[What you need to do]
The listing beneath should be written out in full, exactly as shown.

[Supplied data]
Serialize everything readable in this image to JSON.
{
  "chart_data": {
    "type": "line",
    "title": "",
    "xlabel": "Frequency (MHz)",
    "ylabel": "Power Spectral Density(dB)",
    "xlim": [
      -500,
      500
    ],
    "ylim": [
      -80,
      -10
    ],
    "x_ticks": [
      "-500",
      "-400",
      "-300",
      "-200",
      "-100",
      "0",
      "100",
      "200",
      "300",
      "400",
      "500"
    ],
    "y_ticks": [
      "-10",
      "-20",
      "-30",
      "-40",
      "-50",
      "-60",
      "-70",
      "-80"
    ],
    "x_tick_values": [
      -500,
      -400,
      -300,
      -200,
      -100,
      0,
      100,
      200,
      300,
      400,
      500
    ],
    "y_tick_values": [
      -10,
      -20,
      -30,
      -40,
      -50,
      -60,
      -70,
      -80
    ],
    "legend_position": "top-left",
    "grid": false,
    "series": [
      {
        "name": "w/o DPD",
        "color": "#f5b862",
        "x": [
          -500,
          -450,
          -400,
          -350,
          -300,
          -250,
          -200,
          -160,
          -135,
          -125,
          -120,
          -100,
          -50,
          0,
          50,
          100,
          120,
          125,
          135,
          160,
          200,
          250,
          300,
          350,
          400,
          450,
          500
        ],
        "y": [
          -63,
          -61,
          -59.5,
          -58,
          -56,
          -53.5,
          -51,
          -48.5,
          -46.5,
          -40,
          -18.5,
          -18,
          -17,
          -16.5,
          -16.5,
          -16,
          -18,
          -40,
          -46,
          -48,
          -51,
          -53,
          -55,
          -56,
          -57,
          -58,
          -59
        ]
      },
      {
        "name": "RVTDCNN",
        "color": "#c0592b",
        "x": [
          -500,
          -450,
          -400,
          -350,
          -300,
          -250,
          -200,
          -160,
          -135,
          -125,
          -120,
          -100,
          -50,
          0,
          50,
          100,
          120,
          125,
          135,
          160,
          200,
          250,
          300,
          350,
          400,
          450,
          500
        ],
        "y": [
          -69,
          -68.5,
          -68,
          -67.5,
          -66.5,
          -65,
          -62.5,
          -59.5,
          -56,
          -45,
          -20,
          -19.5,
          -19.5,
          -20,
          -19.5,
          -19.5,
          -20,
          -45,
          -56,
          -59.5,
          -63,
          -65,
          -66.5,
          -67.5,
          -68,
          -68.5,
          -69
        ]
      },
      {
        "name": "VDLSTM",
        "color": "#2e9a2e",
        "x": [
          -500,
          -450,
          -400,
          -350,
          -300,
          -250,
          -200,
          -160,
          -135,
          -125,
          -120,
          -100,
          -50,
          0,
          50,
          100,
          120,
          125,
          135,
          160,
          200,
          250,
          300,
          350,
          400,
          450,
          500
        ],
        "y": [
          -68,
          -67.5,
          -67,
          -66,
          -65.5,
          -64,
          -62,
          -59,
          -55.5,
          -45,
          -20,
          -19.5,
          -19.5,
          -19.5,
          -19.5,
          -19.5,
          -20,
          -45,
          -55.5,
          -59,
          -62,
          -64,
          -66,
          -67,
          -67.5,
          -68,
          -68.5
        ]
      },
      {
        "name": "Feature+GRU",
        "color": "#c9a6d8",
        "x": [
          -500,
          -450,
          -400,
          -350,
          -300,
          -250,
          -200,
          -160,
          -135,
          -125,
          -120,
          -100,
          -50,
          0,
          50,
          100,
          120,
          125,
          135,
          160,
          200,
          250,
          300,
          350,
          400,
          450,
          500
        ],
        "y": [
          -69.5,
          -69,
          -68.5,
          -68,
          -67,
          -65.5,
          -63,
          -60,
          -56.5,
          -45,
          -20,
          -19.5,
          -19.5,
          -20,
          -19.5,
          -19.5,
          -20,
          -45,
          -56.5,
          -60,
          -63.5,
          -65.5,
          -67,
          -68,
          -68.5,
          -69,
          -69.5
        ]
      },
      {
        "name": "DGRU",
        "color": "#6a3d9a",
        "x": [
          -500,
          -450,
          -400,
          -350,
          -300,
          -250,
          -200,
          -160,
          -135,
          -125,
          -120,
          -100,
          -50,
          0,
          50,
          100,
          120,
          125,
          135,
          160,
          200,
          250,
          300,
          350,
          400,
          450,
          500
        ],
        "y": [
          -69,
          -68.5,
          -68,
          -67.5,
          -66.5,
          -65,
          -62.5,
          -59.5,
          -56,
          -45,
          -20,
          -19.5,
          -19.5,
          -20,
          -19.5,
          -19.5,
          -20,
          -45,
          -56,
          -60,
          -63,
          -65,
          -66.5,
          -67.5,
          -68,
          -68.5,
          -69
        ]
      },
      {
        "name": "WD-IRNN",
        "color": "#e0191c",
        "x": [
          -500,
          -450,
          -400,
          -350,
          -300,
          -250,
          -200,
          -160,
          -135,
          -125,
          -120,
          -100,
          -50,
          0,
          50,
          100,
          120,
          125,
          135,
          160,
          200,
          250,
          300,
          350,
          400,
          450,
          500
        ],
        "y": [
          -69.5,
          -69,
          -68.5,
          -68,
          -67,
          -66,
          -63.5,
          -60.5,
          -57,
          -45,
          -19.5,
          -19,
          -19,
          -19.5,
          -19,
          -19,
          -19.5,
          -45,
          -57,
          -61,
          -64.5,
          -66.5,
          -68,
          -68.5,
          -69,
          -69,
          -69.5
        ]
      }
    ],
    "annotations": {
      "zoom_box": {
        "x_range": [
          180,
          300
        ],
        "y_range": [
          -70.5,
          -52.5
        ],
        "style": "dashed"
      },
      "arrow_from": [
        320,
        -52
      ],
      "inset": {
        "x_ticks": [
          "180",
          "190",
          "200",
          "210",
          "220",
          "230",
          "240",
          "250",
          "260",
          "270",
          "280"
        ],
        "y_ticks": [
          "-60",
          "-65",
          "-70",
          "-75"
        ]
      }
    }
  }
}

[In response]
Serialize everything readable in this image to JSON.
{
  "chart_data": {
    "type": "line",
    "title": "",
    "xlabel": "Frequency (MHz)",
    "ylabel": "Power Spectral Density(dB)",
    "xlim": [
      -500,
      500
    ],
    "ylim": [
      -80,
      -10
    ],
    "x_ticks": [
      "-500",
      "-400",
      "-300",
      "-200",
      "-100",
      "0",
      "100",
      "200",
      "300",
      "400",
      "500"
    ],
    "y_ticks": [
      "-10",
      "-20",
      "-30",
      "-40",
      "-50",
      "-60",
      "-70",
      "-80"
    ],
    "x_tick_values": [
      -500,
      -400,
      -300,
      -200,
      -100,
      0,
      100,
      200,
      300,
      400,
      500
    ],
    "y_tick_values": [
      -10,
      -20,
      -30,
      -40,
      -50,
      -60,
      -70,
      -80
    ],
    "legend_position": "top-left",
    "grid": false,
    "series": [
      {
        "name": "w/o DPD",
        "color": "#f5b862",
        "x": [
          -500,
          -450,
          -400,
          -350,
          -300,
          -250,
          -200,
          -160,
          -135,
          -125,
          -120,
          -100,
          -50,
          0,
          50,
          100,
          120,
          125,
          135,
          160,
          200,
          250,
          300,
          350,
          400,
          450,
          500
        ],
        "y": [
          -63,
          -61,
          -59.5,
          -58,
          -56,
          -53.5,
          -51,
          -48.5,
          -46.5,
          -40,
          -18.5,
          -18,
          -17,
          -16.5,
          -16.5,
          -16,
          -18,
          -40,
          -46,
          -48,
          -51,
          -53,
          -55,
          -56,
          -57,
          -58,
          -59
        ]
      },
      {
        "name": "RVTDCNN",
        "color": "#c0592b",
        "x": [
          -500,
          -450,
          -400,
          -350,
          -300,
          -250,
          -200,
          -160,
          -135,
          -125,
          -120,
          -100,
          -50,
          0,
          50,
          100,
          120,
          125,
          135,
          160,
          200,
          250,
          300,
          350,
          400,
          450,
          500
        ],
        "y": [
          -69,
          -68.5,
          -68,
          -67.5,
          -66.5,
          -65,
          -62.5,
          -59.5,
          -56,
          -45,
          -20,
          -19.5,
          -19.5,
          -20,
          -19.5,
          -19.5,
          -20,
          -45,
          -56,
          -59.5,
          -63,
          -65,
          -66.5,
          -67.5,
          -68,
          -68.5,
          -69
        ]
      },
      {
        "name": "VDLSTM",
        "color": "#2e9a2e",
        "x": [
          -500,
          -450,
          -400,
          -350,
          -300,
          -250,
          -200,
          -160,
          -135,
          -125,
          -120,
          -100,
          -50,
          0,
          50,
          100,
          120,
          125,
          135,
          160,
          200,
          250,
          300,
          350,
          400,
          450,
          500
        ],
        "y": [
          -68,
          -67.5,
          -67,
          -66,
          -65.5,
          -64,
          -62,
          -59,
          -55.5,
          -45,
          -20,
          -19.5,
          -19.5,
          -19.5,
          -19.5,
          -19.5,
          -20,
          -45,
          -55.5,
          -59,
          -62,
          -64,
          -66,
          -67,
          -67.5,
          -68,
          -68.5
        ]
      },
      {
        "name": "Feature+GRU",
        "color": "#c9a6d8",
        "x": [
          -500,
          -450,
          -400,
          -350,
          -300,
          -250,
          -200,
          -160,
          -135,
          -125,
          -120,
          -100,
          -50,
          0,
          50,
          100,
          120,
          125,
          135,
          160,
          200,
          250,
          300,
          350,
          400,
          450,
          500
        ],
        "y": [
          -69.5,
          -69,
          -68.5,
          -68,
          -67,
          -65.5,
          -63,
          -60,
          -56.5,
          -45,
          -20,
          -19.5,
          -19.5,
          -20,
          -19.5,
          -19.5,
          -20,
          -45,
          -56.5,
          -60,
          -63.5,
          -65.5,
          -67,
          -68,
          -68.5,
          -69,
          -69.5
        ]
      },
      {
        "name": "DGRU",
        "color": "#6a3d9a",
        "x": [
          -500,
          -450,
          -400,
          -350,
          -300,
          -250,
          -200,
          -160,
          -135,
          -125,
          -120,
          -100,
          -50,
          0,
          50,
          100,
          120,
          125,
          135,
          160,
          200,
          250,
          300,
          350,
          400,
          450,
          500
        ],
        "y": [
          -69,
          -68.5,
          -68,
          -67.5,
          -66.5,
          -65,
          -62.5,
          -59.5,
          -56,
          -45,
          -20,
          -19.5,
          -19.5,
          -20,
          -19.5,
          -19.5,
          -20,
          -45,
          -56,
          -60,
          -63,
          -65,
          -66.5,
          -67.5,
          -68,
          -68.5,
          -69
        ]
      },
      {
        "name": "WD-IRNN",
        "color": "#e0191c",
        "x": [
          -500,
          -450,
          -400,
          -350,
          -300,
          -250,
          -200,
          -160,
          -135,
          -125,
          -120,
          -100,
          -50,
          0,
          50,
          100,
          120,
          125,
          135,
          160,
          200,
          250,
          300,
          350,
          400,
          450,
          500
        ],
        "y": [
          -69.5,
          -69,
          -68.5,
          -68,
          -67,
          -66,
          -63.5,
          -60.5,
          -57,
          -45,
          -19.5,
          -19,
          -19,
          -19.5,
          -19,
          -19,
          -19.5,
          -45,
          -57,
          -61,
          -64.5,
          -66.5,
          -68,
          -68.5,
          -69,
          -69,
          -69.5
        ]
      }
    ],
    "annotations": {
      "zoom_box": {
        "x_range": [
          180,
          300
        ],
        "y_range": [
          -70.5,
          -52.5
        ],
        "style": "dashed"
      },
      "arrow_from": [
        320,
        -52
      ],
      "inset": {
        "x_ticks": [
          "180",
          "190",
          "200",
          "210",
          "220",
          "230",
          "240",
          "250",
          "260",
          "270",
          "280"
        ],
        "y_ticks": [
          "-60",
          "-65",
          "-70",
          "-75"
        ]
      }
    }
  }
}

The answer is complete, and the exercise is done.